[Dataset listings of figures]
__________________________________________________
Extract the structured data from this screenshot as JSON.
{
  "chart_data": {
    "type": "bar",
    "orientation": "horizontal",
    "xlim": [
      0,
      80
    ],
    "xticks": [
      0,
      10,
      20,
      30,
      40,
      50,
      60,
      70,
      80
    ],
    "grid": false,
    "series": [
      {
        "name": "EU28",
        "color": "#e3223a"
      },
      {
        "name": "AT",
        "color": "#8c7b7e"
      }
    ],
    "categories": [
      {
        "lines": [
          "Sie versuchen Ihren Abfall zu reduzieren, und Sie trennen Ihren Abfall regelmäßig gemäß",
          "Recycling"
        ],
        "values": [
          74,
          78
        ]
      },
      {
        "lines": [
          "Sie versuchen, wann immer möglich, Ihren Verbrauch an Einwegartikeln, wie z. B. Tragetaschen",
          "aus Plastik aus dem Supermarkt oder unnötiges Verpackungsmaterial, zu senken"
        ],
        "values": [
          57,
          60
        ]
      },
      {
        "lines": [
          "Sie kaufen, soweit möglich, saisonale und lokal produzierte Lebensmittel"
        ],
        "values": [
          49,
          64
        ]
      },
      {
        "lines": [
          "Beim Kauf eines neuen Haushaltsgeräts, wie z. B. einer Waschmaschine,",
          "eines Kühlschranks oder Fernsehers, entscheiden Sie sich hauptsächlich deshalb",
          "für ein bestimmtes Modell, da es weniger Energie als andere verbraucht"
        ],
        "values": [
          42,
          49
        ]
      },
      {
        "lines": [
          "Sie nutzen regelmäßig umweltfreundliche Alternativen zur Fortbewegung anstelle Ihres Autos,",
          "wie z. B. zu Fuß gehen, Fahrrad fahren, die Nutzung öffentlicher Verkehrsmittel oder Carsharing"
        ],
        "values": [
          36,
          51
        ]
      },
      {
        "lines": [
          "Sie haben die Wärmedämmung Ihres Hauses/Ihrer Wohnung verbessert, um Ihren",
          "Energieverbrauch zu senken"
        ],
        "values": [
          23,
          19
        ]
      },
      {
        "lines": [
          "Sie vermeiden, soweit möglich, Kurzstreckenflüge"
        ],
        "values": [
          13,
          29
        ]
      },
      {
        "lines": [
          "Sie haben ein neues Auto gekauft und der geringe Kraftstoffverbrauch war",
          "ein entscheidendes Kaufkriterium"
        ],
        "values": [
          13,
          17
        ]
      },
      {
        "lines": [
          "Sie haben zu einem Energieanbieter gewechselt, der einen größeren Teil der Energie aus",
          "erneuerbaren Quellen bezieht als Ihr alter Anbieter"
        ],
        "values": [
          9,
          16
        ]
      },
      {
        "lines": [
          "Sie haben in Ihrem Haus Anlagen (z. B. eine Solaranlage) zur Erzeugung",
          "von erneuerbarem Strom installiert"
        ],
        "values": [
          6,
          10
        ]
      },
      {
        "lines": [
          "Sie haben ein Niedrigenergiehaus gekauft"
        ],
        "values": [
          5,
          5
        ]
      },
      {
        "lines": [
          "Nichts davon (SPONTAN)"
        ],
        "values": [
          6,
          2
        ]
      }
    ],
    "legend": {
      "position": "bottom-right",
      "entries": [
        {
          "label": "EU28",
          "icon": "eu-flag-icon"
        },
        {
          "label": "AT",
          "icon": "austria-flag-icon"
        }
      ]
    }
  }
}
__________________________________________________
Repeat all the records. Match each line exactly.

Extract the structured data from this screenshot as JSON.
{
  "chart_data": {
    "type": "bar",
    "orientation": "horizontal",
    "xlim": [
      0,
      80
    ],
    "xticks": [
      0,
      10,
      20,
      30,
      40,
      50,
      60,
      70,
      80
    ],
    "grid": false,
    "series": [
      {
        "name": "EU28",
        "color": "#e3223a"
      },
      {
        "name": "AT",
        "color": "#8c7b7e"
      }
    ],
    "categories": [
      {
        "lines": [
          "Sie versuchen Ihren Abfall zu reduzieren, und Sie trennen Ihren Abfall regelmäßig gemäß",
          "Recycling"
        ],
        "values": [
          74,
          78
        ]
      },
      {
        "lines": [
          "Sie versuchen, wann immer möglich, Ihren Verbrauch an Einwegartikeln, wie z. B. Tragetaschen",
          "aus Plastik aus dem Supermarkt oder unnötiges Verpackungsmaterial, zu senken"
        ],
        "values": [
          57,
          60
        ]
      },
      {
        "lines": [
          "Sie kaufen, soweit möglich, saisonale und lokal produzierte Lebensmittel"
        ],
        "values": [
          49,
          64
        ]
      },
      {
        "lines": [
          "Beim Kauf eines neuen Haushaltsgeräts, wie z. B. einer Waschmaschine,",
          "eines Kühlschranks oder Fernsehers, entscheiden Sie sich hauptsächlich deshalb",
          "für ein bestimmtes Modell, da es weniger Energie als andere verbraucht"
        ],
        "values": [
          42,
          49
        ]
      },
      {
        "lines": [
          "Sie nutzen regelmäßig umweltfreundliche Alternativen zur Fortbewegung anstelle Ihres Autos,",
          "wie z. B. zu Fuß gehen, Fahrrad fahren, die Nutzung öffentlicher Verkehrsmittel oder Carsharing"
        ],
        "values": [
          36,
          51
        ]
      },
      {
        "lines": [
          "Sie haben die Wärmedämmung Ihres Hauses/Ihrer Wohnung verbessert, um Ihren",
          "Energieverbrauch zu senken"
        ],
        "values": [
          23,
          19
        ]
      },
      {
        "lines": [
          "Sie vermeiden, soweit möglich, Kurzstreckenflüge"
        ],
        "values": [
          13,
          29
        ]
      },
      {
        "lines": [
          "Sie haben ein neues Auto gekauft und der geringe Kraftstoffverbrauch war",
          "ein entscheidendes Kaufkriterium"
        ],
        "values": [
          13,
          17
        ]
      },
      {
        "lines": [
          "Sie haben zu einem Energieanbieter gewechselt, der einen größeren Teil der Energie aus",
          "erneuerbaren Quellen bezieht als Ihr alter Anbieter"
        ],
        "values": [
          9,
          16
        ]
      },
      {
        "lines": [
          "Sie haben in Ihrem Haus Anlagen (z. B. eine Solaranlage) zur Erzeugung",
          "von erneuerbarem Strom installiert"
        ],
        "values": [
          6,
          10
        ]
      },
      {
        "lines": [
          "Sie haben ein Niedrigenergiehaus gekauft"
        ],
        "values": [
          5,
          5
        ]
      },
      {
        "lines": [
          "Nichts davon (SPONTAN)"
        ],
        "values": [
          6,
          2
        ]
      }
    ],
    "legend": {
      "position": "bottom-right",
      "entries": [
        {
          "label": "EU28",
          "icon": "eu-flag-icon"
        },
        {
          "label": "AT",
          "icon": "austria-flag-icon"
        }
      ]
    }
  }
}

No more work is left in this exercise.